The problem: The exercise asks for every line of the data to be reproduced exactly.

Information shown:
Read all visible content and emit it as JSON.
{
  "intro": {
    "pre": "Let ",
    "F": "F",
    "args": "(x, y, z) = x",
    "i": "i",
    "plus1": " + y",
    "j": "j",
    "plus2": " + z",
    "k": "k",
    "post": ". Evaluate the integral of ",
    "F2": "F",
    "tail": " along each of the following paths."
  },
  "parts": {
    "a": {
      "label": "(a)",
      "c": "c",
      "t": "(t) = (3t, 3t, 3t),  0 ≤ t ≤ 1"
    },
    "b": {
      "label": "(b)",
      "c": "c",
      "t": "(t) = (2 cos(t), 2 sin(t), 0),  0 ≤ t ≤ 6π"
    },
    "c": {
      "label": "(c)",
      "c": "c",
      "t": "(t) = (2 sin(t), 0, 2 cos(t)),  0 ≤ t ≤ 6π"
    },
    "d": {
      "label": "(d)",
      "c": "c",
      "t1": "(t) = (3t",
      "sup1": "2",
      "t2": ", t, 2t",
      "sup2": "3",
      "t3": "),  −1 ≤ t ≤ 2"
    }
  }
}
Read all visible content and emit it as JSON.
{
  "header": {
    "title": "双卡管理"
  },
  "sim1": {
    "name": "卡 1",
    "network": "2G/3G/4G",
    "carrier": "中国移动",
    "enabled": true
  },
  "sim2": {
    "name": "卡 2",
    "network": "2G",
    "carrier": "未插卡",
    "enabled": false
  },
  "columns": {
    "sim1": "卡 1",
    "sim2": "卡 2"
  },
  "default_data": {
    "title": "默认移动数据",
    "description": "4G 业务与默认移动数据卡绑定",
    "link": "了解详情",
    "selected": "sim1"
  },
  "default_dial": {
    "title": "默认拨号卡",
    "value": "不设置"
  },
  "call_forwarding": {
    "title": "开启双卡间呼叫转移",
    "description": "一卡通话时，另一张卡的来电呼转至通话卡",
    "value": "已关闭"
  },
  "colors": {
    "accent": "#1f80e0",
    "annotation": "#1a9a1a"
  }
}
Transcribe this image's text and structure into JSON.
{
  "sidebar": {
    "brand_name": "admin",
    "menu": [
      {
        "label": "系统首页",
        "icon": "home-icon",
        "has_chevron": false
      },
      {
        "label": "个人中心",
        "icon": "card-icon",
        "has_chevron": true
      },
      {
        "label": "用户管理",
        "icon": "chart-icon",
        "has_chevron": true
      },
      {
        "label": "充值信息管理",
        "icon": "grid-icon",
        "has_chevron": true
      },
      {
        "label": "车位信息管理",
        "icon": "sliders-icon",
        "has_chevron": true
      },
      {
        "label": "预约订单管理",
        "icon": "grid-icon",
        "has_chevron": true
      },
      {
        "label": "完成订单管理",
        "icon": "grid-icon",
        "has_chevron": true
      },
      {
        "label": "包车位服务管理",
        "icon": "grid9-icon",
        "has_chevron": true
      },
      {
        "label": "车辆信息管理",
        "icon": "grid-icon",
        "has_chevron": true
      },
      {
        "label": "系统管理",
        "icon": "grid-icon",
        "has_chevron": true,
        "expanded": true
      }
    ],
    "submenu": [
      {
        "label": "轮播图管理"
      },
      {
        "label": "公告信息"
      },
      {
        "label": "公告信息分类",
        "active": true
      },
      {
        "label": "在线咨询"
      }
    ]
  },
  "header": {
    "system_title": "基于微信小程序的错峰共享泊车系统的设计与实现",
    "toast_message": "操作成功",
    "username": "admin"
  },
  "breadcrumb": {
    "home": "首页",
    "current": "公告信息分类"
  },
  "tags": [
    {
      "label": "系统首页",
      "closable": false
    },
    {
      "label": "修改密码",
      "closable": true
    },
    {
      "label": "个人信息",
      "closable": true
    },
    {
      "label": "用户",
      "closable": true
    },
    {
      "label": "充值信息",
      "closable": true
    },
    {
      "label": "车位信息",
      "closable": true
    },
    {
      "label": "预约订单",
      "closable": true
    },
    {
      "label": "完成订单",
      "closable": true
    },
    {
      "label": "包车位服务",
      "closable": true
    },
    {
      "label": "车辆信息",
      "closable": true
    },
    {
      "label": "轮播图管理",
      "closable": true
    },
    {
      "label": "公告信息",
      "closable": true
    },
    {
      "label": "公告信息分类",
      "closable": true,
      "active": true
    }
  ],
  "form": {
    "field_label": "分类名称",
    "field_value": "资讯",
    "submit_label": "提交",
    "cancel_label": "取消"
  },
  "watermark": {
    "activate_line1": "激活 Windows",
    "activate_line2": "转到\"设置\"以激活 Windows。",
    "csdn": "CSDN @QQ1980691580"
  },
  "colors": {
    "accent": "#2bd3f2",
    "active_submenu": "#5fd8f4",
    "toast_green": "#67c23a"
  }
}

The output:
Read all visible content and emit it as JSON.
{
  "intro": {
    "pre": "Let ",
    "F": "F",
    "args": "(x, y, z) = x",
    "i": "i",
    "plus1": " + y",
    "j": "j",
    "plus2": " + z",
    "k": "k",
    "post": ". Evaluate the integral of ",
    "F2": "F",
    "tail": " along each of the following paths."
  },
  "parts": {
    "a": {
      "label": "(a)",
      "c": "c",
      "t": "(t) = (3t, 3t, 3t),  0 ≤ t ≤ 1"
    },
    "b": {
      "label": "(b)",
      "c": "c",
      "t": "(t) = (2 cos(t), 2 sin(t), 0),  0 ≤ t ≤ 6π"
    },
    "c": {
      "label": "(c)",
      "c": "c",
      "t": "(t) = (2 sin(t), 0, 2 cos(t)),  0 ≤ t ≤ 6π"
    },
    "d": {
      "label": "(d)",
      "c": "c",
      "t1": "(t) = (3t",
      "sup1": "2",
      "t2": ", t, 2t",
      "sup2": "3",
      "t3": "),  −1 ≤ t ≤ 2"
    }
  }
}
Read all visible content and emit it as JSON.
{
  "header": {
    "title": "双卡管理"
  },
  "sim1": {
    "name": "卡 1",
    "network": "2G/3G/4G",
    "carrier": "中国移动",
    "enabled": true
  },
  "sim2": {
    "name": "卡 2",
    "network": "2G",
    "carrier": "未插卡",
    "enabled": false
  },
  "columns": {
    "sim1": "卡 1",
    "sim2": "卡 2"
  },
  "default_data": {
    "title": "默认移动数据",
    "description": "4G 业务与默认移动数据卡绑定",
    "link": "了解详情",
    "selected": "sim1"
  },
  "default_dial": {
    "title": "默认拨号卡",
    "value": "不设置"
  },
  "call_forwarding": {
    "title": "开启双卡间呼叫转移",
    "description": "一卡通话时，另一张卡的来电呼转至通话卡",
    "value": "已关闭"
  },
  "colors": {
    "accent": "#1f80e0",
    "annotation": "#1a9a1a"
  }
}
Transcribe this image's text and structure into JSON.
{
  "sidebar": {
    "brand_name": "admin",
    "menu": [
      {
        "label": "系统首页",
        "icon": "home-icon",
        "has_chevron": false
      },
      {
        "label": "个人中心",
        "icon": "card-icon",
        "has_chevron": true
      },
      {
        "label": "用户管理",
        "icon": "chart-icon",
        "has_chevron": true
      },
      {
        "label": "充值信息管理",
        "icon": "grid-icon",
        "has_chevron": true
      },
      {
        "label": "车位信息管理",
        "icon": "sliders-icon",
        "has_chevron": true
      },
      {
        "label": "预约订单管理",
        "icon": "grid-icon",
        "has_chevron": true
      },
      {
        "label": "完成订单管理",
        "icon": "grid-icon",
        "has_chevron": true
      },
      {
        "label": "包车位服务管理",
        "icon": "grid9-icon",
        "has_chevron": true
      },
      {
        "label": "车辆信息管理",
        "icon": "grid-icon",
        "has_chevron": true
      },
      {
        "label": "系统管理",
        "icon": "grid-icon",
        "has_chevron": true,
        "expanded": true
      }
    ],
    "submenu": [
      {
        "label": "轮播图管理"
      },
      {
        "label": "公告信息"
      },
      {
        "label": "公告信息分类",
        "active": true
      },
      {
        "label": "在线咨询"
      }
    ]
  },
  "header": {
    "system_title": "基于微信小程序的错峰共享泊车系统的设计与实现",
    "toast_message": "操作成功",
    "username": "admin"
  },
  "breadcrumb": {
    "home": "首页",
    "current": "公告信息分类"
  },
  "tags": [
    {
      "label": "系统首页",
      "closable": false
    },
    {
      "label": "修改密码",
      "closable": true
    },
    {
      "label": "个人信息",
      "closable": true
    },
    {
      "label": "用户",
      "closable": true
    },
    {
      "label": "充值信息",
      "closable": true
    },
    {
      "label": "车位信息",
      "closable": true
    },
    {
      "label": "预约订单",
      "closable": true
    },
    {
      "label": "完成订单",
      "closable": true
    },
    {
      "label": "包车位服务",
      "closable": true
    },
    {
      "label": "车辆信息",
      "closable": true
    },
    {
      "label": "轮播图管理",
      "closable": true
    },
    {
      "label": "公告信息",
      "closable": true
    },
    {
      "label": "公告信息分类",
      "closable": true,
      "active": true
    }
  ],
  "form": {
    "field_label": "分类名称",
    "field_value": "资讯",
    "submit_label": "提交",
    "cancel_label": "取消"
  },
  "watermark": {
    "activate_line1": "激活 Windows",
    "activate_line2": "转到\"设置\"以激活 Windows。",
    "csdn": "CSDN @QQ1980691580"
  },
  "colors": {
    "accent": "#2bd3f2",
    "active_submenu": "#5fd8f4",
    "toast_green": "#67c23a"
  }
}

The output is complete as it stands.